▸ **Given exercise**
Copy whichever lines contain the string "true".

Source data:

+--

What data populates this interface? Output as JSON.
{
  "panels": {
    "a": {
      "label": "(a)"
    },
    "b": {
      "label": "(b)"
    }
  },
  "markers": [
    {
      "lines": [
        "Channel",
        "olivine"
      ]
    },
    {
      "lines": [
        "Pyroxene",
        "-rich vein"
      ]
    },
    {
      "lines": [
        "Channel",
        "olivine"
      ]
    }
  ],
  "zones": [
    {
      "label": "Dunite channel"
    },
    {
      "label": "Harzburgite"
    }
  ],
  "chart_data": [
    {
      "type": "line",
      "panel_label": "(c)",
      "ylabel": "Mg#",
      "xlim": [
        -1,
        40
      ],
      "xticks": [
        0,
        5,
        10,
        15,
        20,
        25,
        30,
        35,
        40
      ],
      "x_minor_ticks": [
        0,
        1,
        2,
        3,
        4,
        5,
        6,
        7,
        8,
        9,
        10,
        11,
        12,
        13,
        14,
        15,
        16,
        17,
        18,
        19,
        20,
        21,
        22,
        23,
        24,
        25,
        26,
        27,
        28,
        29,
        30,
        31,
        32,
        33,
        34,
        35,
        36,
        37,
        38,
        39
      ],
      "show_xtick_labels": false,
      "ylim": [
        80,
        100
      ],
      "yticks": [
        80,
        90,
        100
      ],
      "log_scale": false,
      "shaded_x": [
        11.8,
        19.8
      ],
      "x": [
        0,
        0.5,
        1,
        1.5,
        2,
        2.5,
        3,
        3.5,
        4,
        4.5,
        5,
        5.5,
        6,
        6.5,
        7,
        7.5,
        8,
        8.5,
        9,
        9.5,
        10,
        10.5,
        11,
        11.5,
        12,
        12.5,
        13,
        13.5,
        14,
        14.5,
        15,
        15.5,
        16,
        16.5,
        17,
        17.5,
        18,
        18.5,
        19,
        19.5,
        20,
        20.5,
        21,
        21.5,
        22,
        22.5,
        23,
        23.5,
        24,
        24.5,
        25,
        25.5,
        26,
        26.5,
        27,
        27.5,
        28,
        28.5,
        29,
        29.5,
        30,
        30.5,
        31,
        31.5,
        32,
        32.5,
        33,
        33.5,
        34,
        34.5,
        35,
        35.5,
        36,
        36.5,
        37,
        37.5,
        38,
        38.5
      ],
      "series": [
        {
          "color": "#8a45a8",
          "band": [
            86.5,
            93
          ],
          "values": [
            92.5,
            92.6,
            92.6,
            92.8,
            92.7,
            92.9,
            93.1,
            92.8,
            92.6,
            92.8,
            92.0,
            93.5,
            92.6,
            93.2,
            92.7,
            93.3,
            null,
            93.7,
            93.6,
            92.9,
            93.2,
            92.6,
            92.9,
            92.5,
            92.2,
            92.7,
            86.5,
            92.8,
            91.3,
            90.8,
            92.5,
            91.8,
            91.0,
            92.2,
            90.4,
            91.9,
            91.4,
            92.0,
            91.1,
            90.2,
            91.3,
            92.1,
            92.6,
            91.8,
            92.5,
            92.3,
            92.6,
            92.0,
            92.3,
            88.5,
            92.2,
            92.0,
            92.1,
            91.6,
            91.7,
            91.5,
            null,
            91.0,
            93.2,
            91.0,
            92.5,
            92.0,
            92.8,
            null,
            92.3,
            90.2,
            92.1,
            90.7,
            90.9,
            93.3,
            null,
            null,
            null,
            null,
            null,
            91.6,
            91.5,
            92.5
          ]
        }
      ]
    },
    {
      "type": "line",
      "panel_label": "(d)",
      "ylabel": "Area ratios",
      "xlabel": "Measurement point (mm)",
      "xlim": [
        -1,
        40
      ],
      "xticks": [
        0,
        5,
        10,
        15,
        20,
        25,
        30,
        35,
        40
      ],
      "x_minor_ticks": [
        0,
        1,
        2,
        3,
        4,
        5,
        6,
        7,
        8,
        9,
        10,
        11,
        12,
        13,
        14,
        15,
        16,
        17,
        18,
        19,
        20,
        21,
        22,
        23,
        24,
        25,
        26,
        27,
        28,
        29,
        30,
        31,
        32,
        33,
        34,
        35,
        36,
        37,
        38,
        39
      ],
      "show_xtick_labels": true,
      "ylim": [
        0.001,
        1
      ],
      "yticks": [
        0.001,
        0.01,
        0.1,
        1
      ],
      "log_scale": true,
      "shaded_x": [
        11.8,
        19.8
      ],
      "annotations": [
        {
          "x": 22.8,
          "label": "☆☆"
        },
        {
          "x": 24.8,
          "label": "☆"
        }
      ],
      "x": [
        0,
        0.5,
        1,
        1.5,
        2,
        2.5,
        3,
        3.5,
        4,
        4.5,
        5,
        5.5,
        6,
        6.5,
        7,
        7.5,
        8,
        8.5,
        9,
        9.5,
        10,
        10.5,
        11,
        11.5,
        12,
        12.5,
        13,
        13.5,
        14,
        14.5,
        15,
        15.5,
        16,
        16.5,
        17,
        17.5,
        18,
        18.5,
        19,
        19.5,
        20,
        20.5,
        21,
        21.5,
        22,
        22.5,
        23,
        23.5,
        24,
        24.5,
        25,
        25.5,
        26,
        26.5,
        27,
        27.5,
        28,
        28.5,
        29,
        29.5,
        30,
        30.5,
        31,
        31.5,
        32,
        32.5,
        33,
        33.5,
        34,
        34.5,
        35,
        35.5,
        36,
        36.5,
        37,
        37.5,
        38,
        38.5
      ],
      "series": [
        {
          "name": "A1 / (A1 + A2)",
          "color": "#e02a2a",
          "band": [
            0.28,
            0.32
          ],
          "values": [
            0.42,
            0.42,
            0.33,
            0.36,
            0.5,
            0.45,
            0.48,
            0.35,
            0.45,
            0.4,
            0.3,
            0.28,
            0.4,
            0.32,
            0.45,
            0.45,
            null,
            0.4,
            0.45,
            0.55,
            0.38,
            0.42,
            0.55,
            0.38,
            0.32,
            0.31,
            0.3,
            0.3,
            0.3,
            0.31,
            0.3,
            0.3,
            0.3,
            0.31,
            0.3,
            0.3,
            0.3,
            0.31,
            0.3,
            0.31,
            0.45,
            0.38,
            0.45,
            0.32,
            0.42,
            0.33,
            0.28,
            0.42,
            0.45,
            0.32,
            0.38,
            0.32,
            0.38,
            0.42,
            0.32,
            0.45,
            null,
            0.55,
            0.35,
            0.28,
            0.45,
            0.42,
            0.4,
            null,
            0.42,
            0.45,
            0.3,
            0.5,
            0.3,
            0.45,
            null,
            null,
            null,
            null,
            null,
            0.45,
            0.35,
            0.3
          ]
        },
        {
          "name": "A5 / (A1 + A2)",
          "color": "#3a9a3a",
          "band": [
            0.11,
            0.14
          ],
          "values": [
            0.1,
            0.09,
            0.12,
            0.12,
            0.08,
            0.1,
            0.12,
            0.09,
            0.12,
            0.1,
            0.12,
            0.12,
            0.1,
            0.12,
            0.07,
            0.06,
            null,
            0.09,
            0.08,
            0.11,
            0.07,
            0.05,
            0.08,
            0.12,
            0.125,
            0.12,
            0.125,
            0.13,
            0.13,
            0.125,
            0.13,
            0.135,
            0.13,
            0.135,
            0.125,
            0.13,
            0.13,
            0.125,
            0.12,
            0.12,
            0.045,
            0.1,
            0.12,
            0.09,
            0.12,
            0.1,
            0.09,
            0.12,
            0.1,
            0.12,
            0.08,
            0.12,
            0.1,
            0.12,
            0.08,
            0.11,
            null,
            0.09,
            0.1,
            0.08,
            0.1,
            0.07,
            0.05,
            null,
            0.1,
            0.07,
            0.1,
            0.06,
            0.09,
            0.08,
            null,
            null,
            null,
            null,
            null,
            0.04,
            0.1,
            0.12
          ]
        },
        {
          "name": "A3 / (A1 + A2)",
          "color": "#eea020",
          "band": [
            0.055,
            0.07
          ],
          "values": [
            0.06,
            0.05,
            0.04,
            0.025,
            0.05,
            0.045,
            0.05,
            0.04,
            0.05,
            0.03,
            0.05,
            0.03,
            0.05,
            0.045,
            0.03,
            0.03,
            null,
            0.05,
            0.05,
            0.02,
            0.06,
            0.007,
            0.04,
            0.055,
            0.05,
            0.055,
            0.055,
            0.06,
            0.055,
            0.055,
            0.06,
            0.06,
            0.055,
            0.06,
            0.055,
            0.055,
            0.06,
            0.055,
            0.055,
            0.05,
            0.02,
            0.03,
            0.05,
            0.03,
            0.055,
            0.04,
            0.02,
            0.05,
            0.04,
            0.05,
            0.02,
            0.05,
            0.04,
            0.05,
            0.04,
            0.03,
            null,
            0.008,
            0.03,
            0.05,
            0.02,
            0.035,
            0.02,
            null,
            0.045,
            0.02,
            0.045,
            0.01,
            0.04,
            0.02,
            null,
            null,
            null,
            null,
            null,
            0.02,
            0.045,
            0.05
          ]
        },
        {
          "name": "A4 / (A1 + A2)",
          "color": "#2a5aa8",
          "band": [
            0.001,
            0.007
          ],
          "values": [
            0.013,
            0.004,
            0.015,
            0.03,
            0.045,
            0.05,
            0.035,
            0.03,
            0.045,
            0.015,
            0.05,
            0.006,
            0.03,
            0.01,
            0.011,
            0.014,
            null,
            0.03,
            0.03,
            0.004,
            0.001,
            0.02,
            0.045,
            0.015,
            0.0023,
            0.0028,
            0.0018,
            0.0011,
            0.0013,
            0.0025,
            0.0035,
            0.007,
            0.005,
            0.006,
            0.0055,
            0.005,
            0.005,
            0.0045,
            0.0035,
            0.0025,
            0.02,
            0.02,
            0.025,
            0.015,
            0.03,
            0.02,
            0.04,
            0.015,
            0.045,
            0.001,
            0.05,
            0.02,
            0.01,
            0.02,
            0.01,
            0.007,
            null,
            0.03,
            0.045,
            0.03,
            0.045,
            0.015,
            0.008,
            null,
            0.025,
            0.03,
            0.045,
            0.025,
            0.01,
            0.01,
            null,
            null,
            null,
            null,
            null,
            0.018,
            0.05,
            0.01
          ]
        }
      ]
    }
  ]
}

+--

▸ **Reply**
      "show_xtick_labels": true,
      "log_scale": true,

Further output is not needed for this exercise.